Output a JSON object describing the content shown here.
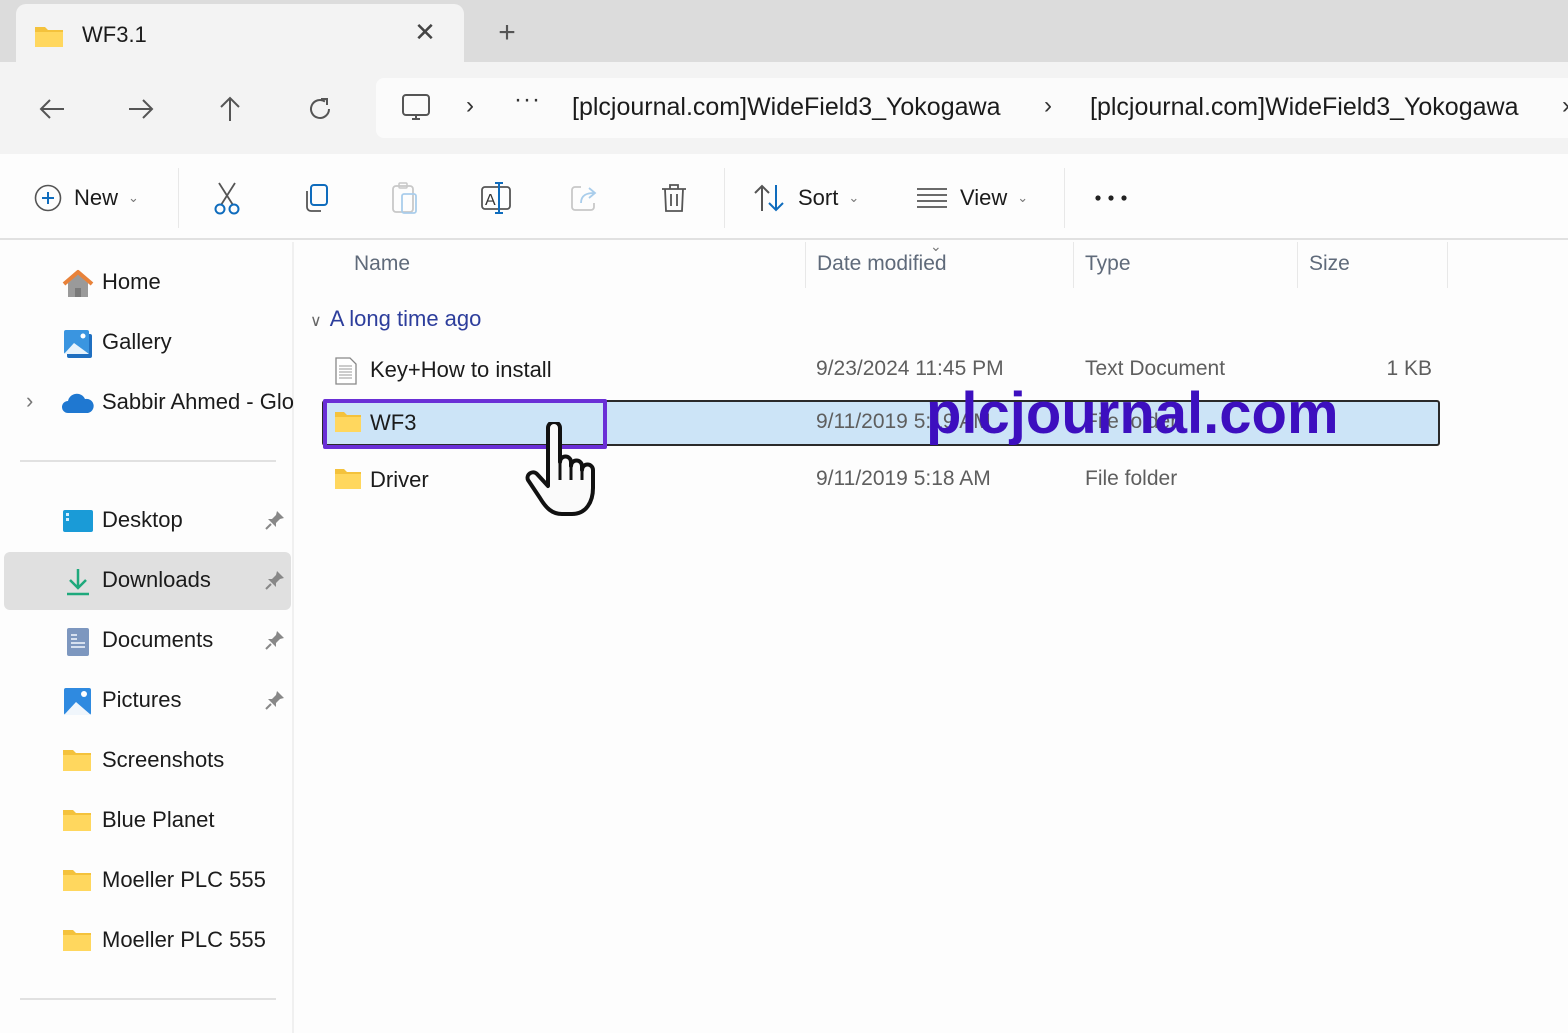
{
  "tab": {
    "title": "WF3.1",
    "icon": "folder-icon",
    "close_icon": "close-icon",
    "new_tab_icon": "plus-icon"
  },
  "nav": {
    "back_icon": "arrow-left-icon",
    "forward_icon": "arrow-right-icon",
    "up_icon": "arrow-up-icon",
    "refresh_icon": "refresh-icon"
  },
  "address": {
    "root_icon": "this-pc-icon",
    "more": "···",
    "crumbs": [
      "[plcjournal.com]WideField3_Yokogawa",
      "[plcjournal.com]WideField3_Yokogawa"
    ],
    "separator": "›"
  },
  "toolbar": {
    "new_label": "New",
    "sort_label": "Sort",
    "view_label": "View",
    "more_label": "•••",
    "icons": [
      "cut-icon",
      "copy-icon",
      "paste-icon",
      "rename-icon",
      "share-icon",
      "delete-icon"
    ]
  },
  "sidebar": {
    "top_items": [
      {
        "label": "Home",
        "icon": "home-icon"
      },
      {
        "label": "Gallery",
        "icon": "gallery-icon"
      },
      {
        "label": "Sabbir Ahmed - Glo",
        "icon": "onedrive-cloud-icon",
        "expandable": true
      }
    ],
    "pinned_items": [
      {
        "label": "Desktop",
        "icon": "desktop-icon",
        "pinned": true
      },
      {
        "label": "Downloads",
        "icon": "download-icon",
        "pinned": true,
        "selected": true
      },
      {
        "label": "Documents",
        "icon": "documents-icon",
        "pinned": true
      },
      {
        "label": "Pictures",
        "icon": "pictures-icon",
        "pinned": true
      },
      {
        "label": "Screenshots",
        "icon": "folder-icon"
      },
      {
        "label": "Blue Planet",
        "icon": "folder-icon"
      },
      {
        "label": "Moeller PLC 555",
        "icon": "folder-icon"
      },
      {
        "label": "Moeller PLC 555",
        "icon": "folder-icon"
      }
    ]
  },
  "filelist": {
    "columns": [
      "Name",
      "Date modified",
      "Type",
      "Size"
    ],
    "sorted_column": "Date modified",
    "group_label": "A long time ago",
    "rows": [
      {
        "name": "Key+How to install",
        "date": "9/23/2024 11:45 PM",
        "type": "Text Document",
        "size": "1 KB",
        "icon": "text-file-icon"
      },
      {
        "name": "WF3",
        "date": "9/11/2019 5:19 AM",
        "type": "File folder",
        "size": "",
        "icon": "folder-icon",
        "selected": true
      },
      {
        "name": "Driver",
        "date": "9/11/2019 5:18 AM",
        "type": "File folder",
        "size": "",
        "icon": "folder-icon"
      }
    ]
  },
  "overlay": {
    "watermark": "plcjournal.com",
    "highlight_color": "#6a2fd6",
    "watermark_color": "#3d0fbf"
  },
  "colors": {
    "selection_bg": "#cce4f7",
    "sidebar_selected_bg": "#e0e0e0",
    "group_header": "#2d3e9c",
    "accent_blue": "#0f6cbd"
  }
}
# # # #
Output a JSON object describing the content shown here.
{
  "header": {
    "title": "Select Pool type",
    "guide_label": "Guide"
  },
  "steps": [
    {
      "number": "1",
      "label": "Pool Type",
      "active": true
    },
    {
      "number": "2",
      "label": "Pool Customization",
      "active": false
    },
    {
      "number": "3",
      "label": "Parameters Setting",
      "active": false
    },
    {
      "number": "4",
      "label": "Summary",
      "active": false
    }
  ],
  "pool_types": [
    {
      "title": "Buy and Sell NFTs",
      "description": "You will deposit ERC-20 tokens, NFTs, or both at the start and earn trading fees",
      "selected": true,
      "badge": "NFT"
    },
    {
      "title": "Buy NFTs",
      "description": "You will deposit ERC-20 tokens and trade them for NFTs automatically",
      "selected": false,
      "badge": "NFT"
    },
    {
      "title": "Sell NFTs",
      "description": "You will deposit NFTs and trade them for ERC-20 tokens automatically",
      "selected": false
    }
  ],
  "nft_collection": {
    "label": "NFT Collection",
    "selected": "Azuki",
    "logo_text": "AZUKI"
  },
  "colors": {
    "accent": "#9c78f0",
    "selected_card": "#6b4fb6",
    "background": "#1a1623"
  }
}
# # # #
# [Problem requirements]
Scan the material above for the string "arrow" and report each line where you find it.

# [Correct response]
    "back_icon": "arrow-left-icon",
    "forward_icon": "arrow-right-icon",
    "up_icon": "arrow-up-icon",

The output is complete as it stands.